▸ EXERCISE AIM
Write out the listing below exactly, and omit any images you find in it.

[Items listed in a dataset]

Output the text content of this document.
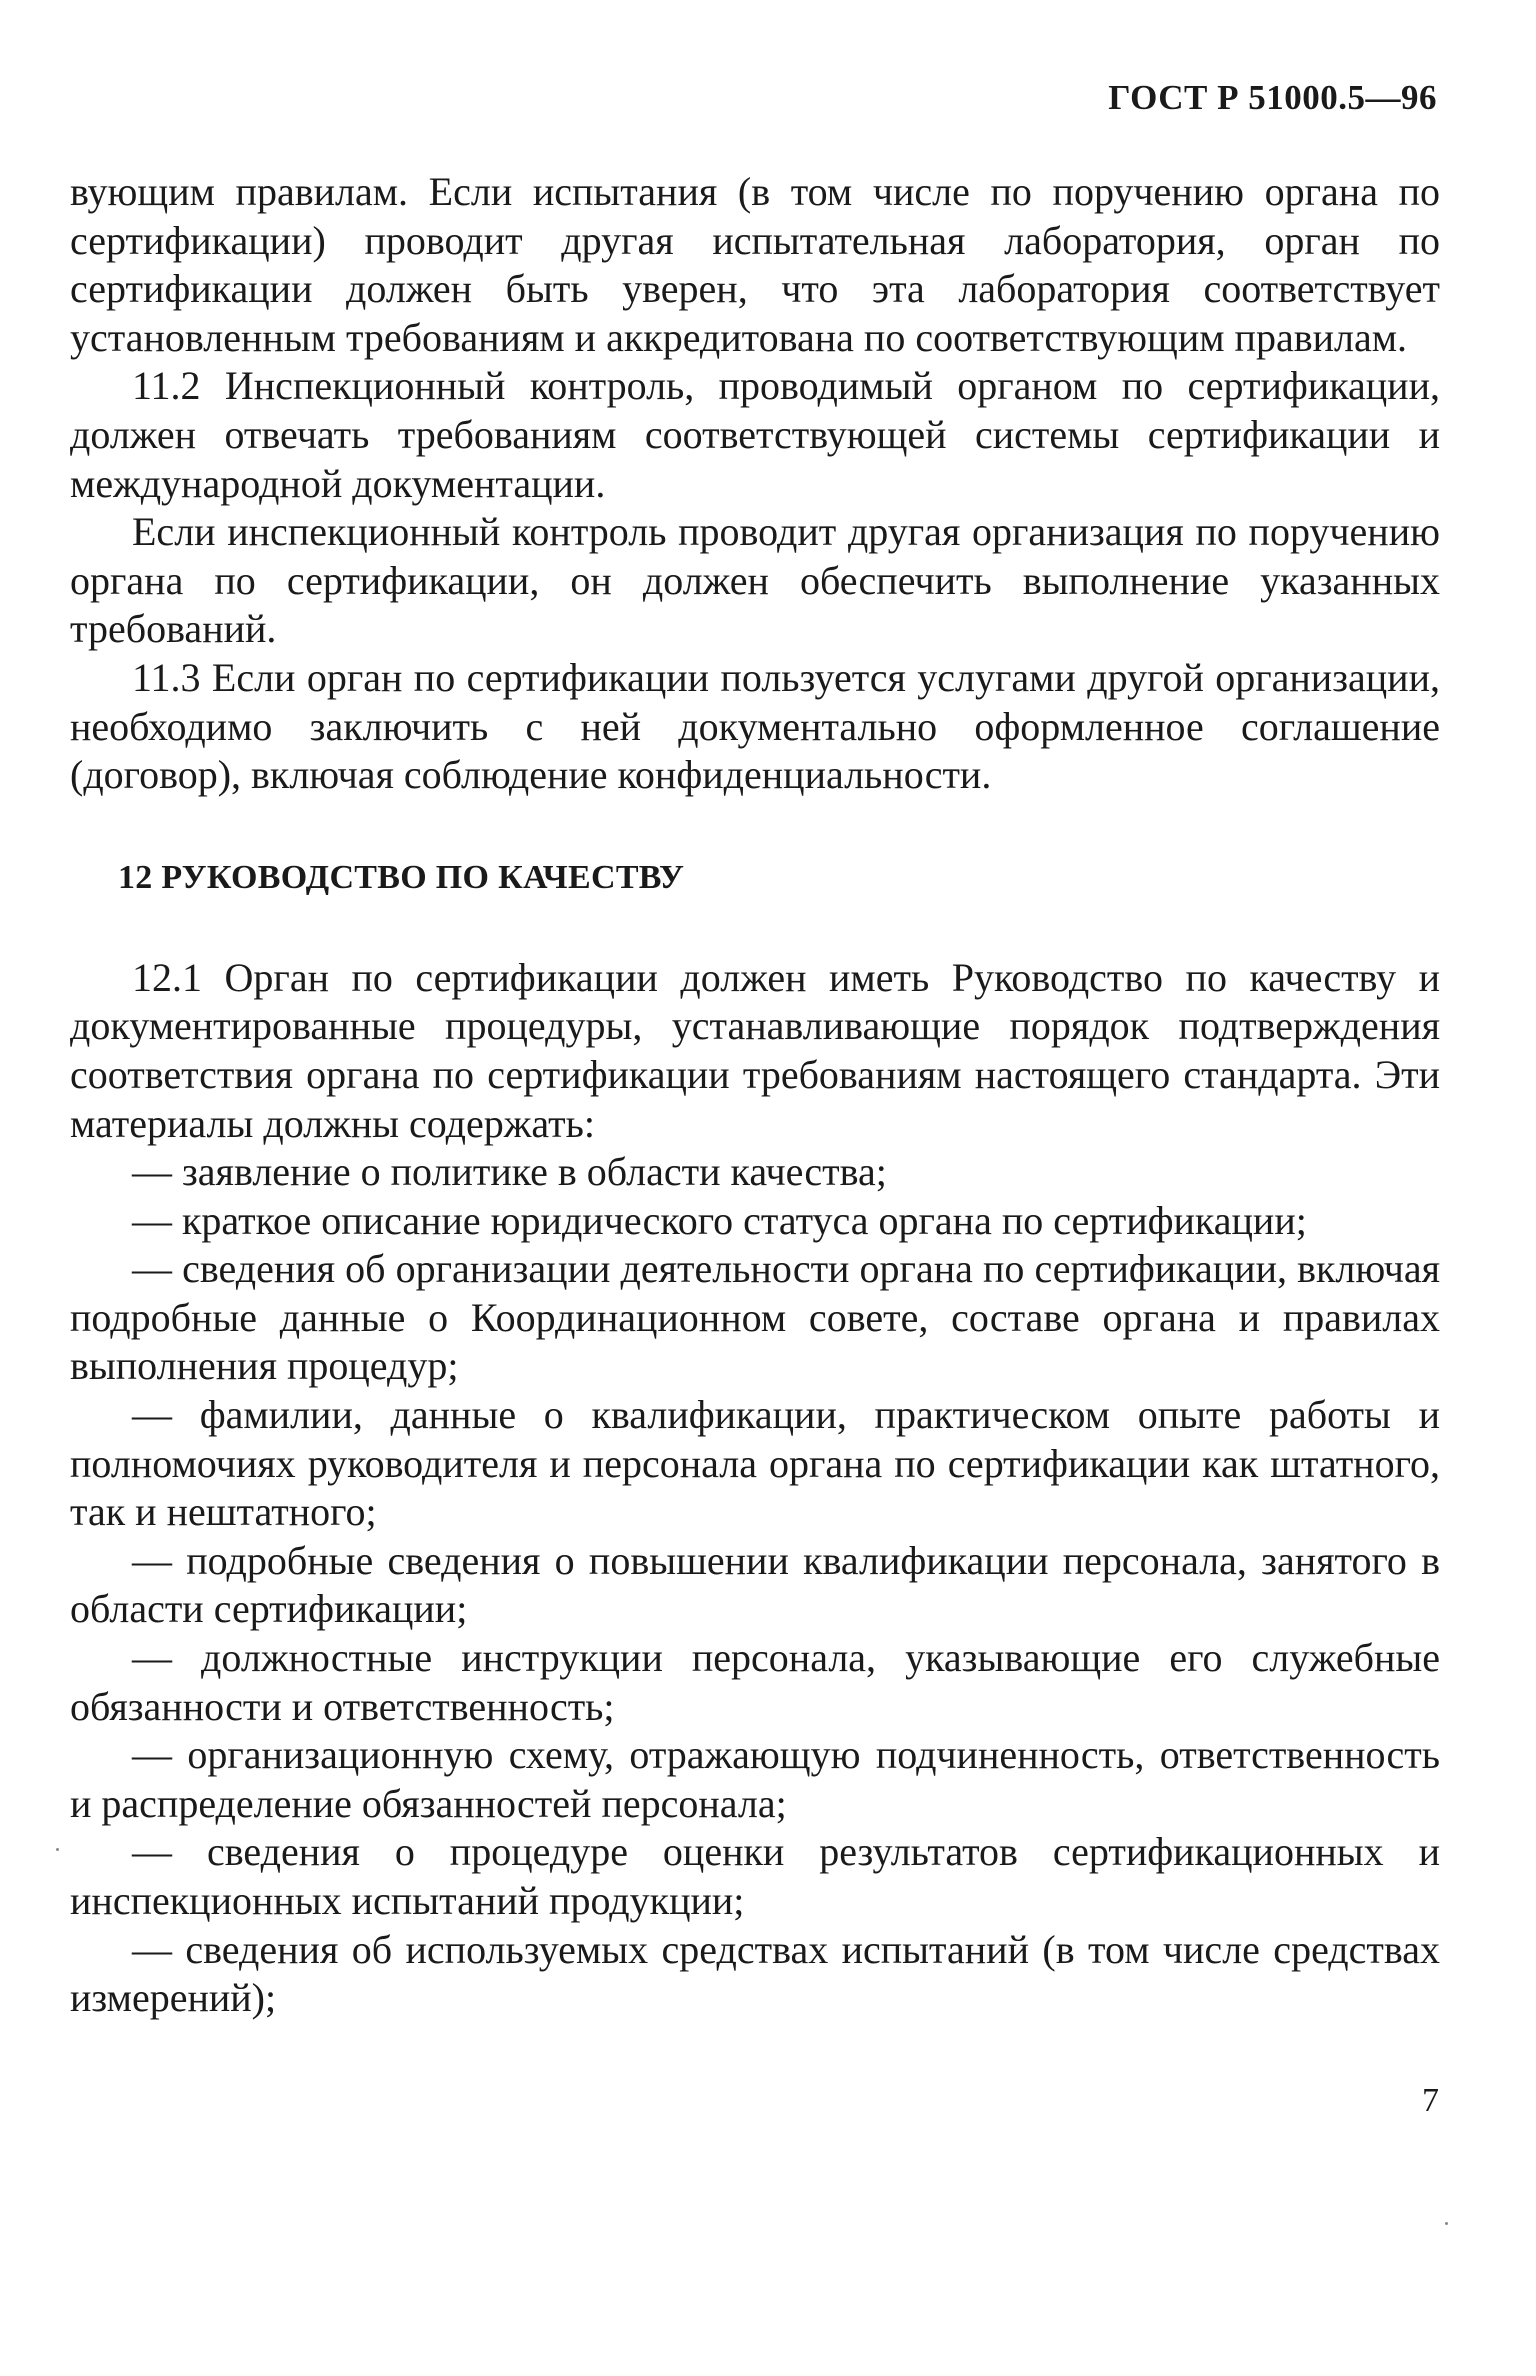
ГОСТ Р 51000.5—96

вующим правилам. Если испытания (в том числе по поручению органа по сертификации) проводит другая испытательная лаборатория, орган по сертификации должен быть уверен, что эта лаборатория соответствует установленным требованиям и аккредитована по соответствующим правилам.

11.2 Инспекционный контроль, проводимый органом по сертификации, должен отвечать требованиям соответствующей системы сертификации и международной документации.

Если инспекционный контроль проводит другая организация по поручению органа по сертификации, он должен обеспечить выполнение указанных требований.

11.3 Если орган по сертификации пользуется услугами другой организации, необходимо заключить с ней документально оформленное соглашение (договор), включая соблюдение конфиденциальности.

12 РУКОВОДСТВО ПО КАЧЕСТВУ

12.1 Орган по сертификации должен иметь Руководство по качеству и документированные процедуры, устанавливающие порядок подтверждения соответствия органа по сертификации требованиям настоящего стандарта. Эти материалы должны содержать:

— заявление о политике в области качества;

— краткое описание юридического статуса органа по сертификации;

— сведения об организации деятельности органа по сертификации, включая подробные данные о Координационном совете, составе органа и правилах выполнения процедур;

— фамилии, данные о квалификации, практическом опыте работы и полномочиях руководителя и персонала органа по сертификации как штатного, так и нештатного;

— подробные сведения о повышении квалификации персонала, занятого в области сертификации;

— должностные инструкции персонала, указывающие его служебные обязанности и ответственность;

— организационную схему, отражающую подчиненность, ответственность и распределение обязанностей персонала;

— сведения о процедуре оценки результатов сертификационных и инспекционных испытаний продукции;

— сведения об используемых средствах испытаний (в том числе средствах измерений);

7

▸ ANSWER FOR THE TASK
Output the text content of this document.
ГОСТ Р 51000.5—96

вующим правилам. Если испытания (в том числе по поручению органа по сертификации) проводит другая испытательная лаборатория, орган по сертификации должен быть уверен, что эта лаборатория соответствует установленным требованиям и аккредитована по соответствующим правилам.

11.2 Инспекционный контроль, проводимый органом по сертификации, должен отвечать требованиям соответствующей системы сертификации и международной документации.

Если инспекционный контроль проводит другая организация по поручению органа по сертификации, он должен обеспечить выполнение указанных требований.

11.3 Если орган по сертификации пользуется услугами другой организации, необходимо заключить с ней документально оформленное соглашение (договор), включая соблюдение конфиденциальности.

12 РУКОВОДСТВО ПО КАЧЕСТВУ

12.1 Орган по сертификации должен иметь Руководство по качеству и документированные процедуры, устанавливающие порядок подтверждения соответствия органа по сертификации требованиям настоящего стандарта. Эти материалы должны содержать:

— заявление о политике в области качества;

— краткое описание юридического статуса органа по сертификации;

— сведения об организации деятельности органа по сертификации, включая подробные данные о Координационном совете, составе органа и правилах выполнения процедур;

— фамилии, данные о квалификации, практическом опыте работы и полномочиях руководителя и персонала органа по сертификации как штатного, так и нештатного;

— подробные сведения о повышении квалификации персонала, занятого в области сертификации;

— должностные инструкции персонала, указывающие его служебные обязанности и ответственность;

— организационную схему, отражающую подчиненность, ответственность и распределение обязанностей персонала;

— сведения о процедуре оценки результатов сертификационных и инспекционных испытаний продукции;

— сведения об используемых средствах испытаний (в том числе средствах измерений);

7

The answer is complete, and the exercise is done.